EXERCISE OBJECTIVE:
Copy each line of the data below with the word "حميد".

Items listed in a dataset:
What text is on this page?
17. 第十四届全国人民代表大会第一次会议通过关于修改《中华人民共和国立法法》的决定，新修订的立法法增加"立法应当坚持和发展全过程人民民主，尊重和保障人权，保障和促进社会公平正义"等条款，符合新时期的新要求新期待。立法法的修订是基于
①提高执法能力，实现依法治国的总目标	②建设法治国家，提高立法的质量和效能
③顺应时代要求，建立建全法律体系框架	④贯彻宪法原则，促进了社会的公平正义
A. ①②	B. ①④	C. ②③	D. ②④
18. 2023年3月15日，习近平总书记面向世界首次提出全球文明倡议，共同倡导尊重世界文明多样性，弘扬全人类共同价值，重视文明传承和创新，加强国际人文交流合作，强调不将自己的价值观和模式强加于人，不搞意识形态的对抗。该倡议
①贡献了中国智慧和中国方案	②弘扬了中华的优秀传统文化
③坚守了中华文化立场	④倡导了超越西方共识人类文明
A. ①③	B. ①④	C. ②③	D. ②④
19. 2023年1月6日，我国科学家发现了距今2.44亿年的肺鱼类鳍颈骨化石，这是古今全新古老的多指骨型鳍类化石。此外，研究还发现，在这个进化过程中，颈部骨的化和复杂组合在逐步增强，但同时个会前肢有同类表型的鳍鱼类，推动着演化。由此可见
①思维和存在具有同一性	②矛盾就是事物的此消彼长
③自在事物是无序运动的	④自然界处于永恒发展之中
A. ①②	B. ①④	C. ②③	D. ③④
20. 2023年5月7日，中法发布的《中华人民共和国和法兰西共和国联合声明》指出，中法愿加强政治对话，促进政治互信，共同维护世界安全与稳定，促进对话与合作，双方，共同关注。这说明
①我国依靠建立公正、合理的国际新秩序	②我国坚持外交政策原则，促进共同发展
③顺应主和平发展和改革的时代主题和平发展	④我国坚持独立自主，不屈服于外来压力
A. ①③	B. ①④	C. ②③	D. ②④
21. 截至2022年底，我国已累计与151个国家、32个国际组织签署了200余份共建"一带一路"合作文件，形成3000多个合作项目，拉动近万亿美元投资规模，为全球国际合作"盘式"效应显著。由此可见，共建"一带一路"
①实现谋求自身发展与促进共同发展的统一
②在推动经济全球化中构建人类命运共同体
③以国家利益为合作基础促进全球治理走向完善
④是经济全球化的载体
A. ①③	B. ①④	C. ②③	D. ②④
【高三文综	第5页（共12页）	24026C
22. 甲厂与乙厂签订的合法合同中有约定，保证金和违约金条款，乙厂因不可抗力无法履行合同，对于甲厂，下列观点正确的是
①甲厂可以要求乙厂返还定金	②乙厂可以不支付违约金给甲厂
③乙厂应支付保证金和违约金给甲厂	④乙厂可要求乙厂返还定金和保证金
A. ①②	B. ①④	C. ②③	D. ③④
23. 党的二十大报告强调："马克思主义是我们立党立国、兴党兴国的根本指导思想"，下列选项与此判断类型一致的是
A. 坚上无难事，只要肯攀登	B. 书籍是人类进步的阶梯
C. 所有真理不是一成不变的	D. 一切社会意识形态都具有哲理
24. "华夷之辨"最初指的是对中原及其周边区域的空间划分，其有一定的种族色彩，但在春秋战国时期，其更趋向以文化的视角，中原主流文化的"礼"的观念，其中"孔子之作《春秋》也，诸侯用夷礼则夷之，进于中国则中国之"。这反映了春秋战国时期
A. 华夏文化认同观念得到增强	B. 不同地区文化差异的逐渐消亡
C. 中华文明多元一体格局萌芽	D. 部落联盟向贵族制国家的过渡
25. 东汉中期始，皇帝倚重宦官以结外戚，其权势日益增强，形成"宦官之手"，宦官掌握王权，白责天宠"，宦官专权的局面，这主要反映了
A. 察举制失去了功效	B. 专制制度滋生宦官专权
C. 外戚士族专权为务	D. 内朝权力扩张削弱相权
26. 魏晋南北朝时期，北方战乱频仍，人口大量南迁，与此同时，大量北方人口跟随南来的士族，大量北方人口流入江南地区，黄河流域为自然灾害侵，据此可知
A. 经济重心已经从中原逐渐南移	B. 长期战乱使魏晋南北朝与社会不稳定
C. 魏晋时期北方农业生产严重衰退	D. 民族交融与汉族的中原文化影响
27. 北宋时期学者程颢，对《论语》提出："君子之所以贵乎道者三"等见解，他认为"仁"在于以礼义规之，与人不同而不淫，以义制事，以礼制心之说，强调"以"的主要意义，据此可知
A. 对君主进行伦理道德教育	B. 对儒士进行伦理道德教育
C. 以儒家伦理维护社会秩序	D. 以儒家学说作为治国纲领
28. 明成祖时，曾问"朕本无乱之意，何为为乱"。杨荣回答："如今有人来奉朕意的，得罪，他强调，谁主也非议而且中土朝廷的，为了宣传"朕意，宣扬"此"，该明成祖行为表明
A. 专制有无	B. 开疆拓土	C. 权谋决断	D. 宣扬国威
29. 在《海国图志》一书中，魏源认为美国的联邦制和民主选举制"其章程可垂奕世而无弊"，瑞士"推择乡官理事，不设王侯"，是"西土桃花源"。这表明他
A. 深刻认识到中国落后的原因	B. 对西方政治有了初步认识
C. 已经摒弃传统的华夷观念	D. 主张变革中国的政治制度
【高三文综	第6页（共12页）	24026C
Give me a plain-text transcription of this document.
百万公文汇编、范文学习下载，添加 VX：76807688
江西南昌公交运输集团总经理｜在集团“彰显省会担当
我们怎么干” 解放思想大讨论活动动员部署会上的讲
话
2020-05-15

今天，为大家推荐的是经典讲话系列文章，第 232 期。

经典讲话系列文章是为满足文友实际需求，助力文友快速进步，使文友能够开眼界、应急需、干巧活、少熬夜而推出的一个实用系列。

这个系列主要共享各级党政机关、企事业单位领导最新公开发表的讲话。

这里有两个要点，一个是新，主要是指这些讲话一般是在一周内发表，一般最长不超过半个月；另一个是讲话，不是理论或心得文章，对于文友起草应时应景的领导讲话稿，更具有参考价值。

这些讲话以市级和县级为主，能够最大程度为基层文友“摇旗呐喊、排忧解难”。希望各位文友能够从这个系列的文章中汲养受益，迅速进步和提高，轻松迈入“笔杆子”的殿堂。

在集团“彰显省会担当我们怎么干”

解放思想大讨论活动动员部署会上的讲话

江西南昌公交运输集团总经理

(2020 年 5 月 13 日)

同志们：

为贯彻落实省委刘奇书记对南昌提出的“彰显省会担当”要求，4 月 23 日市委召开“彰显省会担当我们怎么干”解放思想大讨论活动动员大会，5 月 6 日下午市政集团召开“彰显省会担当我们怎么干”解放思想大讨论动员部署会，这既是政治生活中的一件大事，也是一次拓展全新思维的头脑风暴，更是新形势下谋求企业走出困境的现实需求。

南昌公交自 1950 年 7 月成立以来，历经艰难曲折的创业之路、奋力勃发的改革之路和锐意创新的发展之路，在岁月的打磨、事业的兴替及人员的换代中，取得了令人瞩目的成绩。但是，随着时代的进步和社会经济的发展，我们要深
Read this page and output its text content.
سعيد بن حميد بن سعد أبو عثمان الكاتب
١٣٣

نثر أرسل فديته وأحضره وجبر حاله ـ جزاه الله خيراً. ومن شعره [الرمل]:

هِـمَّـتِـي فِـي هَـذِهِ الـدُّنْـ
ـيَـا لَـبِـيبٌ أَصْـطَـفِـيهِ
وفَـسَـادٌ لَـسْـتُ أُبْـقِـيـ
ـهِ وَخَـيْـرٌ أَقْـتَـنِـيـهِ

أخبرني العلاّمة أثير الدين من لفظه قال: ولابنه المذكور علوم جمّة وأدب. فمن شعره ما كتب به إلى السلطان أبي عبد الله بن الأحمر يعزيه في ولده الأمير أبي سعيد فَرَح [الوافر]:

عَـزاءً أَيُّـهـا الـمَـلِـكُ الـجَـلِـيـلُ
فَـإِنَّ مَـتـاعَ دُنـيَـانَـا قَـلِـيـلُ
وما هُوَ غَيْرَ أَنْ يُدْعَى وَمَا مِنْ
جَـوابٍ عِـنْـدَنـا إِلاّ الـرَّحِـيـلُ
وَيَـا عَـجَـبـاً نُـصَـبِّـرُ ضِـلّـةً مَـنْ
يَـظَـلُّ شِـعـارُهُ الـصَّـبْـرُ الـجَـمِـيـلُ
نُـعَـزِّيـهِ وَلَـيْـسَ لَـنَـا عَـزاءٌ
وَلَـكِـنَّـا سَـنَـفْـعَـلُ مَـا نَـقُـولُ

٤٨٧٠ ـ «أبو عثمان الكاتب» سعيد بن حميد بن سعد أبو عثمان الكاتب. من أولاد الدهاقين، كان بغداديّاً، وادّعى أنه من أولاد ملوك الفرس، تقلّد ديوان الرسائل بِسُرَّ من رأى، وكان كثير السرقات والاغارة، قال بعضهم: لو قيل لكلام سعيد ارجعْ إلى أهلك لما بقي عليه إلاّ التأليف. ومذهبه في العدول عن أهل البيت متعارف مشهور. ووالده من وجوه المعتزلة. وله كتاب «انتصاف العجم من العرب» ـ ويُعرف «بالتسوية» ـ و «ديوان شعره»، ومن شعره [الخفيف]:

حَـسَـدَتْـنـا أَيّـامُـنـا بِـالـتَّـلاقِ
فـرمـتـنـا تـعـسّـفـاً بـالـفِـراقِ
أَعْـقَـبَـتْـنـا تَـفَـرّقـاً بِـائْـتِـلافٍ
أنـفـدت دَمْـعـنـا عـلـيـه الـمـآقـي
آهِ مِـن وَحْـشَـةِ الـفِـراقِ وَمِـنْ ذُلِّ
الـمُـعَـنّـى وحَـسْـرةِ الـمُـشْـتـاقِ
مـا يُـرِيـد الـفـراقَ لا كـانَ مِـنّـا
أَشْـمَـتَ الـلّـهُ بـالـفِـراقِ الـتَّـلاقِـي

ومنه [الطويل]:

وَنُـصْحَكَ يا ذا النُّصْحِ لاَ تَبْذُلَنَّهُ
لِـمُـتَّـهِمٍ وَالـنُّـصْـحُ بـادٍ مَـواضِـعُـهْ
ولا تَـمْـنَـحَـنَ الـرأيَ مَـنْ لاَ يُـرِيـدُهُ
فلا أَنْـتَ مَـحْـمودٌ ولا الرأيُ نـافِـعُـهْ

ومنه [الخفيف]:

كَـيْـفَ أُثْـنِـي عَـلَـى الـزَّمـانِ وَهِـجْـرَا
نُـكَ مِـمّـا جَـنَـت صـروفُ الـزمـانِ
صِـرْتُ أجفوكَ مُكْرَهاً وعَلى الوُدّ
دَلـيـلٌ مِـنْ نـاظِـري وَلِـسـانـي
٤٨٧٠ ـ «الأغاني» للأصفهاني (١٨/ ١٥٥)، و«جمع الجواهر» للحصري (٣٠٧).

FINISHED EXERCISE:
سعيد بن حميد بن سعد أبو عثمان الكاتب
٤٨٧٠ ـ «أبو عثمان الكاتب» سعيد بن حميد بن سعد أبو عثمان الكاتب. من أولاد الدهاقين، كان بغداديّاً، وادّعى أنه من أولاد ملوك الفرس، تقلّد ديوان الرسائل بِسُرَّ من رأى، وكان كثير السرقات والاغارة، قال بعضهم: لو قيل لكلام سعيد ارجعْ إلى أهلك لما بقي عليه إلاّ التأليف. ومذهبه في العدول عن أهل البيت متعارف مشهور. ووالده من وجوه المعتزلة. وله كتاب «انتصاف العجم من العرب» ـ ويُعرف «بالتسوية» ـ و «ديوان شعره»، ومن شعره [الخفيف]:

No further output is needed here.